▸ Collection entries:
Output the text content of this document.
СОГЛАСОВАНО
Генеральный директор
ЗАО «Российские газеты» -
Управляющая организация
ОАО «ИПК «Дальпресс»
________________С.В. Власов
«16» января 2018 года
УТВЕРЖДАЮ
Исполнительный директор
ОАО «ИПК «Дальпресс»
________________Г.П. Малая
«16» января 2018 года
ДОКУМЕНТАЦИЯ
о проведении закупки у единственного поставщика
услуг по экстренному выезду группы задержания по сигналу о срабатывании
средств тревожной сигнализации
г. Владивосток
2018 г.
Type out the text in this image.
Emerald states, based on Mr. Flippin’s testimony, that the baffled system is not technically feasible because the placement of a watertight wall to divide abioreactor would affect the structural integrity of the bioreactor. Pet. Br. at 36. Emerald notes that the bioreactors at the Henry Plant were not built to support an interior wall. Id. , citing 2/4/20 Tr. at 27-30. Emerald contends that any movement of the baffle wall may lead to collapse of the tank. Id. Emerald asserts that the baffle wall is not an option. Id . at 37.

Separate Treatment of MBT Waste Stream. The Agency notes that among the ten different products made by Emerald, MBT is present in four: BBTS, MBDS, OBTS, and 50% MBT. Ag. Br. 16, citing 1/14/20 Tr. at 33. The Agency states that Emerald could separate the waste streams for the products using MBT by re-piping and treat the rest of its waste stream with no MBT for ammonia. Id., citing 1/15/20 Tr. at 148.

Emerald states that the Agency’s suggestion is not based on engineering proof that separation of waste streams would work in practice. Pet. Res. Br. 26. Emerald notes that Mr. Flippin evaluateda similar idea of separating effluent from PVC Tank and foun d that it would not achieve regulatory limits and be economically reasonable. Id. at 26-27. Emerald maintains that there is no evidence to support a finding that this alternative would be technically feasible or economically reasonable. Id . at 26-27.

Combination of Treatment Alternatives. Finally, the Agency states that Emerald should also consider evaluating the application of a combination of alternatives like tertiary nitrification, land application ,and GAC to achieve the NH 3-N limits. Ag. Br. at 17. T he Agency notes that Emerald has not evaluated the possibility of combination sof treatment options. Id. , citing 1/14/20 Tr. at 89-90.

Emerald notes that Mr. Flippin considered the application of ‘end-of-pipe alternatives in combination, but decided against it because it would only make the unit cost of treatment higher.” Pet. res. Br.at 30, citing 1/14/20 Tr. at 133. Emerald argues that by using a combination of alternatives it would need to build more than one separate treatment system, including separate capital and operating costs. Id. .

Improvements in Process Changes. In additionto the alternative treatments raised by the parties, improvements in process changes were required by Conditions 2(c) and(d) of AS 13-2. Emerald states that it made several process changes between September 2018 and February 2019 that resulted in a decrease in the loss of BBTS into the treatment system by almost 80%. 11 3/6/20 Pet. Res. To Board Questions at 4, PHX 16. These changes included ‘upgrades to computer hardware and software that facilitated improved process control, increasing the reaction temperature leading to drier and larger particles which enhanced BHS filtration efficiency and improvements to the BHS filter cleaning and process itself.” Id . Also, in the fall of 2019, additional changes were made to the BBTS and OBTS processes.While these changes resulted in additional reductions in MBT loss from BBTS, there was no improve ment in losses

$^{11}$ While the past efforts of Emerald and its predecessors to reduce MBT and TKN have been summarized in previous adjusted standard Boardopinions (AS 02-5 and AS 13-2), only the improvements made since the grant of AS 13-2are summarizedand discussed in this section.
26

▸ Your objective: Extract each line of the listing above, copying it word for word.

▸ Reply to the exercise:
Output the text content of this document.
СОГЛАСОВАНО
Генеральный директор
ЗАО «Российские газеты» -
Управляющая организация
ОАО «ИПК «Дальпресс»
________________С.В. Власов
«16» января 2018 года
УТВЕРЖДАЮ
Исполнительный директор
ОАО «ИПК «Дальпресс»
________________Г.П. Малая
«16» января 2018 года
ДОКУМЕНТАЦИЯ
о проведении закупки у единственного поставщика
услуг по экстренному выезду группы задержания по сигналу о срабатывании
средств тревожной сигнализации
г. Владивосток
2018 г.
Type out the text in this image.
Emerald states, based on Mr. Flippin’s testimony, that the baffled system is not technically feasible because the placement of a watertight wall to divide abioreactor would affect the structural integrity of the bioreactor. Pet. Br. at 36. Emerald notes that the bioreactors at the Henry Plant were not built to support an interior wall. Id. , citing 2/4/20 Tr. at 27-30. Emerald contends that any movement of the baffle wall may lead to collapse of the tank. Id. Emerald asserts that the baffle wall is not an option. Id . at 37.

Separate Treatment of MBT Waste Stream. The Agency notes that among the ten different products made by Emerald, MBT is present in four: BBTS, MBDS, OBTS, and 50% MBT. Ag. Br. 16, citing 1/14/20 Tr. at 33. The Agency states that Emerald could separate the waste streams for the products using MBT by re-piping and treat the rest of its waste stream with no MBT for ammonia. Id., citing 1/15/20 Tr. at 148.

Emerald states that the Agency’s suggestion is not based on engineering proof that separation of waste streams would work in practice. Pet. Res. Br. 26. Emerald notes that Mr. Flippin evaluateda similar idea of separating effluent from PVC Tank and foun d that it would not achieve regulatory limits and be economically reasonable. Id. at 26-27. Emerald maintains that there is no evidence to support a finding that this alternative would be technically feasible or economically reasonable. Id . at 26-27.

Combination of Treatment Alternatives. Finally, the Agency states that Emerald should also consider evaluating the application of a combination of alternatives like tertiary nitrification, land application ,and GAC to achieve the NH 3-N limits. Ag. Br. at 17. T he Agency notes that Emerald has not evaluated the possibility of combination sof treatment options. Id. , citing 1/14/20 Tr. at 89-90.

Emerald notes that Mr. Flippin considered the application of ‘end-of-pipe alternatives in combination, but decided against it because it would only make the unit cost of treatment higher.” Pet. res. Br.at 30, citing 1/14/20 Tr. at 133. Emerald argues that by using a combination of alternatives it would need to build more than one separate treatment system, including separate capital and operating costs. Id. .

Improvements in Process Changes. In additionto the alternative treatments raised by the parties, improvements in process changes were required by Conditions 2(c) and(d) of AS 13-2. Emerald states that it made several process changes between September 2018 and February 2019 that resulted in a decrease in the loss of BBTS into the treatment system by almost 80%. 11 3/6/20 Pet. Res. To Board Questions at 4, PHX 16. These changes included ‘upgrades to computer hardware and software that facilitated improved process control, increasing the reaction temperature leading to drier and larger particles which enhanced BHS filtration efficiency and improvements to the BHS filter cleaning and process itself.” Id . Also, in the fall of 2019, additional changes were made to the BBTS and OBTS processes.While these changes resulted in additional reductions in MBT loss from BBTS, there was no improve ment in losses

$^{11}$ While the past efforts of Emerald and its predecessors to reduce MBT and TKN have been summarized in previous adjusted standard Boardopinions (AS 02-5 and AS 13-2), only the improvements made since the grant of AS 13-2are summarizedand discussed in this section.
26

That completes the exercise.